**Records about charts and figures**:
• • • • •

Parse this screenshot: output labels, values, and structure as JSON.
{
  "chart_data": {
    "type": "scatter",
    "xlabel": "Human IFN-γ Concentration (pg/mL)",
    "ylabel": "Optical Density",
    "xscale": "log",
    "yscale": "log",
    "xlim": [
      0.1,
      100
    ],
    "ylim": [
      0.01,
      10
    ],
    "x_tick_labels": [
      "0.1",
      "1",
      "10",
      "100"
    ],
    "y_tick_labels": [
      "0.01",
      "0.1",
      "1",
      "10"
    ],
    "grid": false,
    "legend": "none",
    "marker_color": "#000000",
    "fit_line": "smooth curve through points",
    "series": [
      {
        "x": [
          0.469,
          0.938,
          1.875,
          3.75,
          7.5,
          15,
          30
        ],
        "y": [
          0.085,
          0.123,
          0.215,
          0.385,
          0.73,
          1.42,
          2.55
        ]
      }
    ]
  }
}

• • • • •

Copy every record above exactly as it appears.

**ANSWER TO THE EXERCISE**:
Parse this screenshot: output labels, values, and structure as JSON.
{
  "chart_data": {
    "type": "scatter",
    "xlabel": "Human IFN-γ Concentration (pg/mL)",
    "ylabel": "Optical Density",
    "xscale": "log",
    "yscale": "log",
    "xlim": [
      0.1,
      100
    ],
    "ylim": [
      0.01,
      10
    ],
    "x_tick_labels": [
      "0.1",
      "1",
      "10",
      "100"
    ],
    "y_tick_labels": [
      "0.01",
      "0.1",
      "1",
      "10"
    ],
    "grid": false,
    "legend": "none",
    "marker_color": "#000000",
    "fit_line": "smooth curve through points",
    "series": [
      {
        "x": [
          0.469,
          0.938,
          1.875,
          3.75,
          7.5,
          15,
          30
        ],
        "y": [
          0.085,
          0.123,
          0.215,
          0.385,
          0.73,
          1.42,
          2.55
        ]
      }
    ]
  }
}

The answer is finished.